*THE PROBLEM*. Write out the data below exactly as given, without any of its pictures.

START

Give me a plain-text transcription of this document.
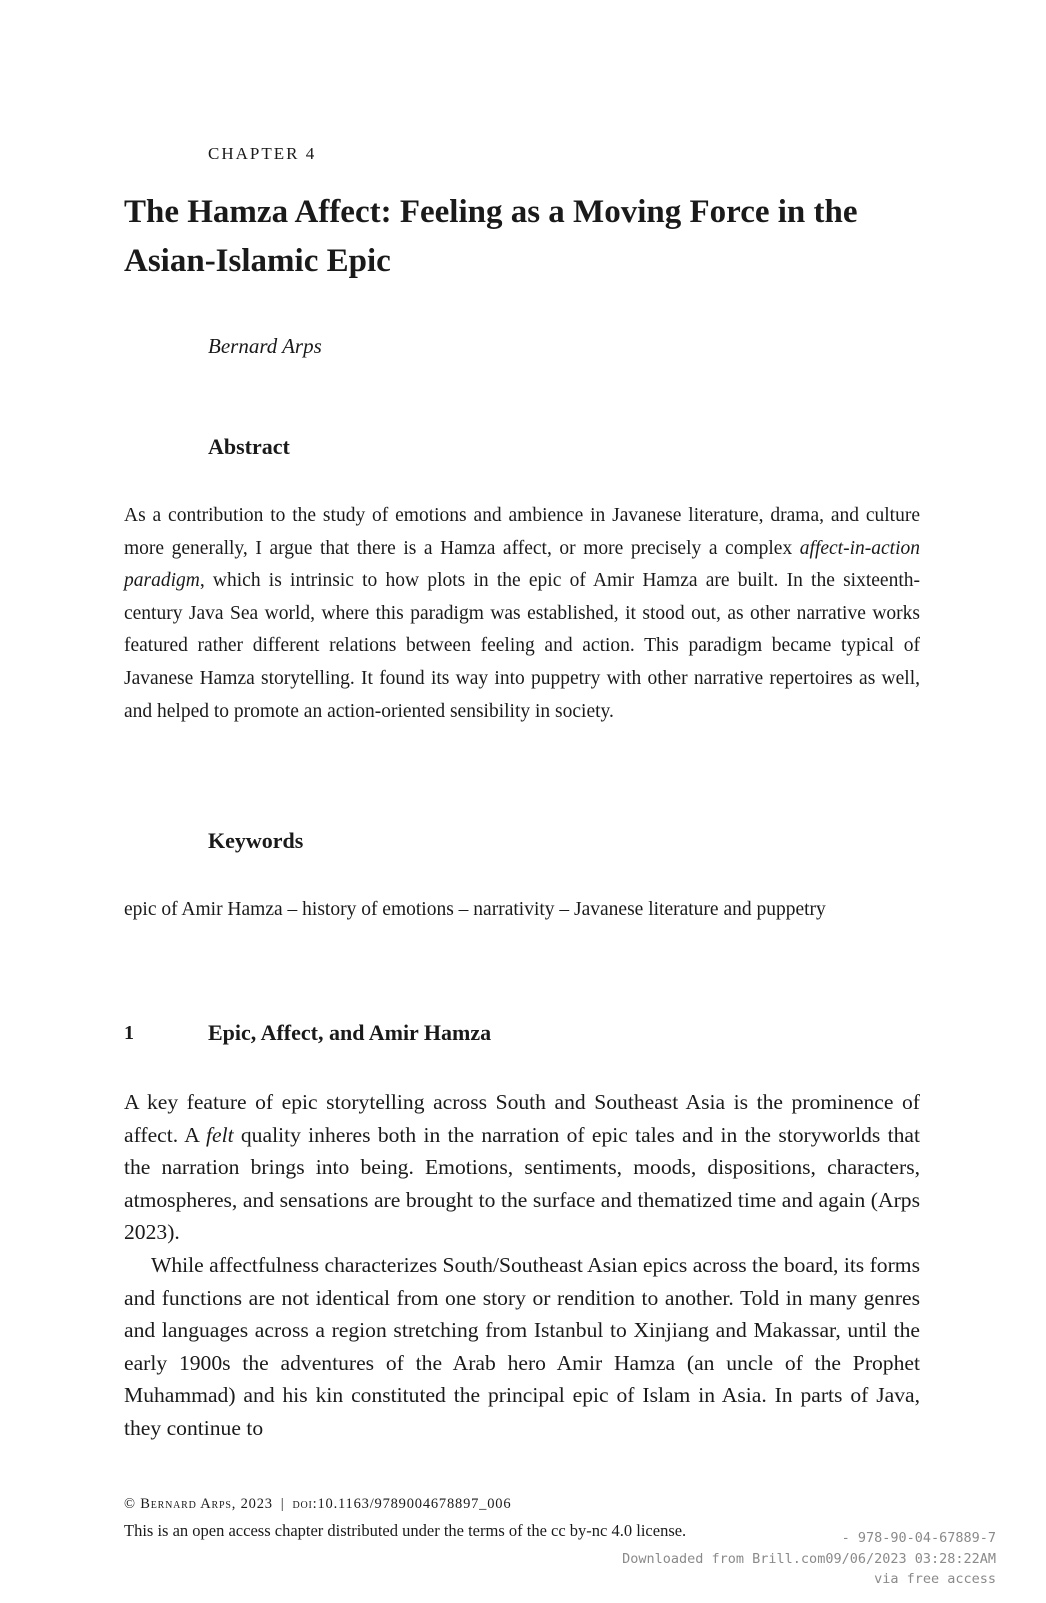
CHAPTER 4
The Hamza Affect: Feeling as a Moving Force in the Asian-Islamic Epic
Bernard Arps
Abstract

As a contribution to the study of emotions and ambience in Javanese literature, drama, and culture more generally, I argue that there is a Hamza affect, or more precisely a complex affect-in-action paradigm, which is intrinsic to how plots in the epic of Amir Hamza are built. In the sixteenth-century Java Sea world, where this paradigm was established, it stood out, as other narrative works featured rather different relations between feeling and action. This paradigm became typical of Javanese Hamza storytelling. It found its way into puppetry with other narrative repertoires as well, and helped to promote an action-oriented sensibility in society.

Keywords

epic of Amir Hamza – history of emotions – narrativity – Javanese literature and puppetry

1	Epic, Affect, and Amir Hamza

A key feature of epic storytelling across South and Southeast Asia is the prominence of affect. A felt quality inheres both in the narration of epic tales and in the storyworlds that the narration brings into being. Emotions, sentiments, moods, dispositions, characters, atmospheres, and sensations are brought to the surface and thematized time and again (Arps 2023).

While affectfulness characterizes South/Southeast Asian epics across the board, its forms and functions are not identical from one story or rendition to another. Told in many genres and languages across a region stretching from Istanbul to Xinjiang and Makassar, until the early 1900s the adventures of the Arab hero Amir Hamza (an uncle of the Prophet Muhammad) and his kin constituted the principal epic of Islam in Asia. In parts of Java, they continue to

© Bernard Arps, 2023 | doi:10.1163/9789004678897_006
This is an open access chapter distributed under the terms of the cc by-nc 4.0 license.	- 978-90-04-67889-7
Downloaded from Brill.com09/06/2023 03:28:22AM
via free access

END

*RESPONSE*.
Give me a plain-text transcription of this document.
CHAPTER 4
The Hamza Affect: Feeling as a Moving Force in the Asian-Islamic Epic
Bernard Arps
Abstract

As a contribution to the study of emotions and ambience in Javanese literature, drama, and culture more generally, I argue that there is a Hamza affect, or more precisely a complex affect-in-action paradigm, which is intrinsic to how plots in the epic of Amir Hamza are built. In the sixteenth-century Java Sea world, where this paradigm was established, it stood out, as other narrative works featured rather different relations between feeling and action. This paradigm became typical of Javanese Hamza storytelling. It found its way into puppetry with other narrative repertoires as well, and helped to promote an action-oriented sensibility in society.

Keywords

epic of Amir Hamza – history of emotions – narrativity – Javanese literature and puppetry

1	Epic, Affect, and Amir Hamza

A key feature of epic storytelling across South and Southeast Asia is the prominence of affect. A felt quality inheres both in the narration of epic tales and in the storyworlds that the narration brings into being. Emotions, sentiments, moods, dispositions, characters, atmospheres, and sensations are brought to the surface and thematized time and again (Arps 2023).

While affectfulness characterizes South/Southeast Asian epics across the board, its forms and functions are not identical from one story or rendition to another. Told in many genres and languages across a region stretching from Istanbul to Xinjiang and Makassar, until the early 1900s the adventures of the Arab hero Amir Hamza (an uncle of the Prophet Muhammad) and his kin constituted the principal epic of Islam in Asia. In parts of Java, they continue to

© Bernard Arps, 2023 | doi:10.1163/9789004678897_006
This is an open access chapter distributed under the terms of the cc by-nc 4.0 license.	- 978-90-04-67889-7
Downloaded from Brill.com09/06/2023 03:28:22AM
via free access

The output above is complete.